Give the listing again character for character, but drop the images.

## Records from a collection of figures
━━━━━━

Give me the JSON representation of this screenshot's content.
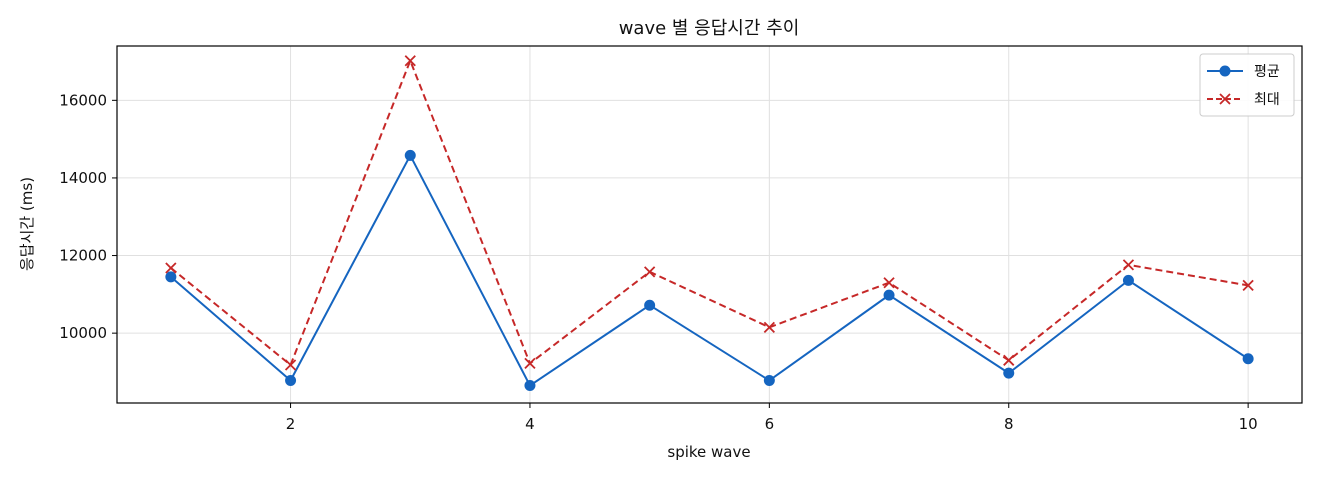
{
  "chart_data": {
    "type": "line",
    "title": "wave 별 응답시간 추이",
    "xlabel": "spike wave",
    "ylabel": "응답시간 (ms)",
    "x": [
      1,
      2,
      3,
      4,
      5,
      6,
      7,
      8,
      9,
      10
    ],
    "xlim": [
      0.55,
      10.45
    ],
    "ylim": [
      8200,
      17400
    ],
    "xticks": [
      2,
      4,
      6,
      8,
      10
    ],
    "yticks": [
      10000,
      12000,
      14000,
      16000
    ],
    "grid": true,
    "legend_position": "top-right",
    "series": [
      {
        "name": "평균",
        "marker": "circle",
        "line_style": "solid",
        "color": "#1565c0",
        "values": [
          11450,
          8780,
          14580,
          8650,
          10720,
          8780,
          10980,
          8970,
          11360,
          9340
        ]
      },
      {
        "name": "최대",
        "marker": "x",
        "line_style": "dashed",
        "color": "#c62828",
        "values": [
          11680,
          9180,
          17020,
          9220,
          11580,
          10150,
          11300,
          9300,
          11760,
          11230
        ]
      }
    ]
  }
}
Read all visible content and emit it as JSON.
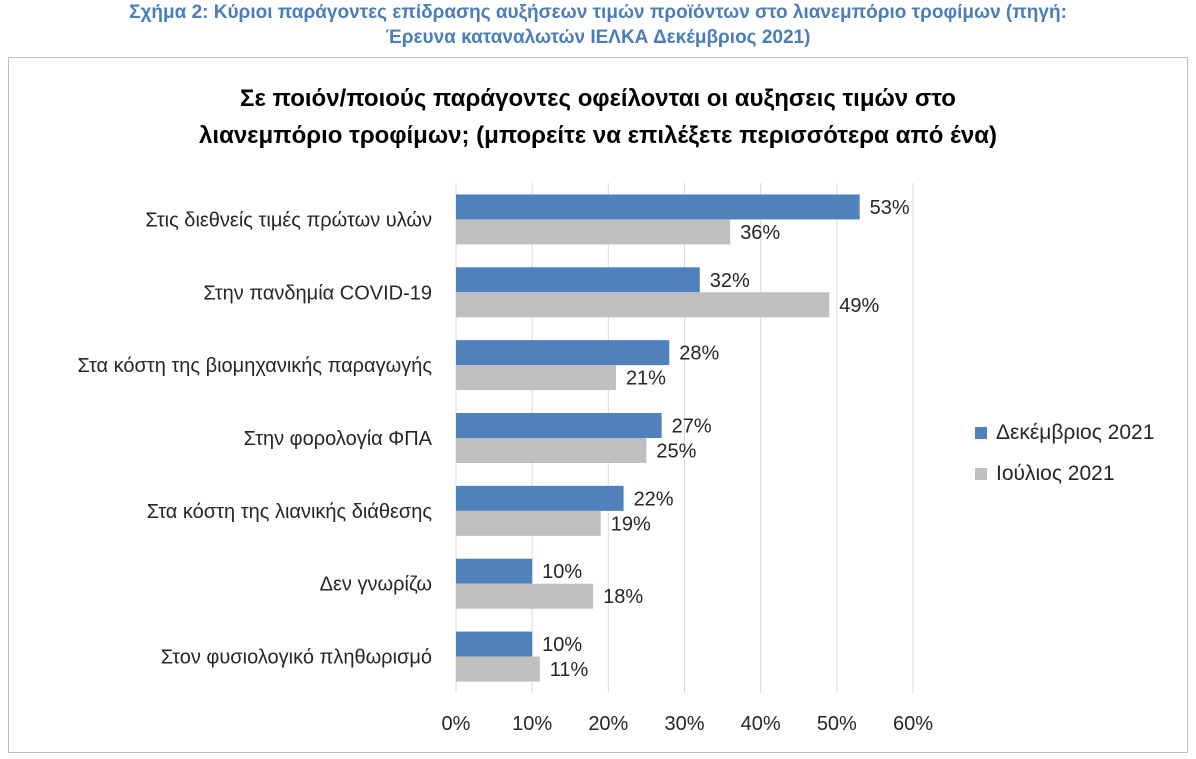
{
  "caption": {
    "line1": "Σχήμα 2: Κύριοι παράγοντες επίδρασης αυξήσεων τιμών προϊόντων στο λιανεμπόριο τροφίμων (πηγή:",
    "line2": "Έρευνα καταναλωτών ΙΕΛΚΑ Δεκέμβριος 2021)"
  },
  "colors": {
    "series1": "#4f81bd",
    "series2": "#bfbfbf",
    "grid": "#d9d9d9",
    "caption": "#4a7ebb"
  },
  "chart_data": {
    "type": "bar",
    "orientation": "horizontal",
    "title_line1": "Σε ποιόν/ποιούς παράγοντες οφείλονται οι αυξησεις τιμών στο",
    "title_line2": "λιανεμπόριο τροφίμων; (μπορείτε να επιλέξετε περισσότερα από ένα)",
    "categories": [
      "Στις διεθνείς τιμές πρώτων υλών",
      "Στην πανδημία COVID-19",
      "Στα κόστη της βιομηχανικής παραγωγής",
      "Στην φορολογία ΦΠΑ",
      "Στα κόστη της λιανικής διάθεσης",
      "Δεν γνωρίζω",
      "Στον φυσιολογικό πληθωρισμό"
    ],
    "series": [
      {
        "name": "Δεκέμβριος 2021",
        "values": [
          53,
          32,
          28,
          27,
          22,
          10,
          10
        ],
        "labels": [
          "53%",
          "32%",
          "28%",
          "27%",
          "22%",
          "10%",
          "10%"
        ]
      },
      {
        "name": "Ιούλιος 2021",
        "values": [
          36,
          49,
          21,
          25,
          19,
          18,
          11
        ],
        "labels": [
          "36%",
          "49%",
          "21%",
          "25%",
          "19%",
          "18%",
          "11%"
        ]
      }
    ],
    "x_ticks": [
      "0%",
      "10%",
      "20%",
      "30%",
      "40%",
      "50%",
      "60%"
    ],
    "xlim": [
      0,
      60
    ],
    "grid": true,
    "legend_position": "right"
  }
}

━━━━━━

## Answer for this exercise
Give me the JSON representation of this screenshot's content.
{
  "chart_data": {
    "type": "line",
    "title": "wave 별 응답시간 추이",
    "xlabel": "spike wave",
    "ylabel": "응답시간 (ms)",
    "x": [
      1,
      2,
      3,
      4,
      5,
      6,
      7,
      8,
      9,
      10
    ],
    "xlim": [
      0.55,
      10.45
    ],
    "ylim": [
      8200,
      17400
    ],
    "xticks": [
      2,
      4,
      6,
      8,
      10
    ],
    "yticks": [
      10000,
      12000,
      14000,
      16000
    ],
    "grid": true,
    "legend_position": "top-right",
    "series": [
      {
        "name": "평균",
        "marker": "circle",
        "line_style": "solid",
        "color": "#1565c0",
        "values": [
          11450,
          8780,
          14580,
          8650,
          10720,
          8780,
          10980,
          8970,
          11360,
          9340
        ]
      },
      {
        "name": "최대",
        "marker": "x",
        "line_style": "dashed",
        "color": "#c62828",
        "values": [
          11680,
          9180,
          17020,
          9220,
          11580,
          10150,
          11300,
          9300,
          11760,
          11230
        ]
      }
    ]
  }
}
Read all visible content and emit it as JSON.
{
  "caption": {
    "line1": "Σχήμα 2: Κύριοι παράγοντες επίδρασης αυξήσεων τιμών προϊόντων στο λιανεμπόριο τροφίμων (πηγή:",
    "line2": "Έρευνα καταναλωτών ΙΕΛΚΑ Δεκέμβριος 2021)"
  },
  "colors": {
    "series1": "#4f81bd",
    "series2": "#bfbfbf",
    "grid": "#d9d9d9",
    "caption": "#4a7ebb"
  },
  "chart_data": {
    "type": "bar",
    "orientation": "horizontal",
    "title_line1": "Σε ποιόν/ποιούς παράγοντες οφείλονται οι αυξησεις τιμών στο",
    "title_line2": "λιανεμπόριο τροφίμων; (μπορείτε να επιλέξετε περισσότερα από ένα)",
    "categories": [
      "Στις διεθνείς τιμές πρώτων υλών",
      "Στην πανδημία COVID-19",
      "Στα κόστη της βιομηχανικής παραγωγής",
      "Στην φορολογία ΦΠΑ",
      "Στα κόστη της λιανικής διάθεσης",
      "Δεν γνωρίζω",
      "Στον φυσιολογικό πληθωρισμό"
    ],
    "series": [
      {
        "name": "Δεκέμβριος 2021",
        "values": [
          53,
          32,
          28,
          27,
          22,
          10,
          10
        ],
        "labels": [
          "53%",
          "32%",
          "28%",
          "27%",
          "22%",
          "10%",
          "10%"
        ]
      },
      {
        "name": "Ιούλιος 2021",
        "values": [
          36,
          49,
          21,
          25,
          19,
          18,
          11
        ],
        "labels": [
          "36%",
          "49%",
          "21%",
          "25%",
          "19%",
          "18%",
          "11%"
        ]
      }
    ],
    "x_ticks": [
      "0%",
      "10%",
      "20%",
      "30%",
      "40%",
      "50%",
      "60%"
    ],
    "xlim": [
      0,
      60
    ],
    "grid": true,
    "legend_position": "right"
  }
}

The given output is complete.